* Start RECORDS SHOWN *
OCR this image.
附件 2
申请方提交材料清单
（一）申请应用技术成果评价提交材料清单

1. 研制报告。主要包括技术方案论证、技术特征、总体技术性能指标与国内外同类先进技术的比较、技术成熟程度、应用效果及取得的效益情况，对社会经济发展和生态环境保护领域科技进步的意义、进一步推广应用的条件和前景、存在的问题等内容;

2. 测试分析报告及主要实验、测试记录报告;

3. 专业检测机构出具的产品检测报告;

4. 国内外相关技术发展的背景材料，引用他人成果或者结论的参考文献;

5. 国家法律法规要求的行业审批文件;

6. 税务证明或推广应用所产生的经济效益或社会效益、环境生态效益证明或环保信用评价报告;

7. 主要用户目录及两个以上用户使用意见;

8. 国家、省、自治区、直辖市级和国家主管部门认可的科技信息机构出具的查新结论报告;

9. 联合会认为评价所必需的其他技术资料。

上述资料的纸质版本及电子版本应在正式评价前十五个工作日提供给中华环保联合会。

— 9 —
* End RECORDS SHOWN *
Transcribe each record exactly. Leave nothing out.

- RESULT -
OCR this image.
附件 2
申请方提交材料清单
（一）申请应用技术成果评价提交材料清单

1. 研制报告。主要包括技术方案论证、技术特征、总体技术性能指标与国内外同类先进技术的比较、技术成熟程度、应用效果及取得的效益情况，对社会经济发展和生态环境保护领域科技进步的意义、进一步推广应用的条件和前景、存在的问题等内容;

2. 测试分析报告及主要实验、测试记录报告;

3. 专业检测机构出具的产品检测报告;

4. 国内外相关技术发展的背景材料，引用他人成果或者结论的参考文献;

5. 国家法律法规要求的行业审批文件;

6. 税务证明或推广应用所产生的经济效益或社会效益、环境生态效益证明或环保信用评价报告;

7. 主要用户目录及两个以上用户使用意见;

8. 国家、省、自治区、直辖市级和国家主管部门认可的科技信息机构出具的查新结论报告;

9. 联合会认为评价所必需的其他技术资料。

上述资料的纸质版本及电子版本应在正式评价前十五个工作日提供给中华环保联合会。

— 9 —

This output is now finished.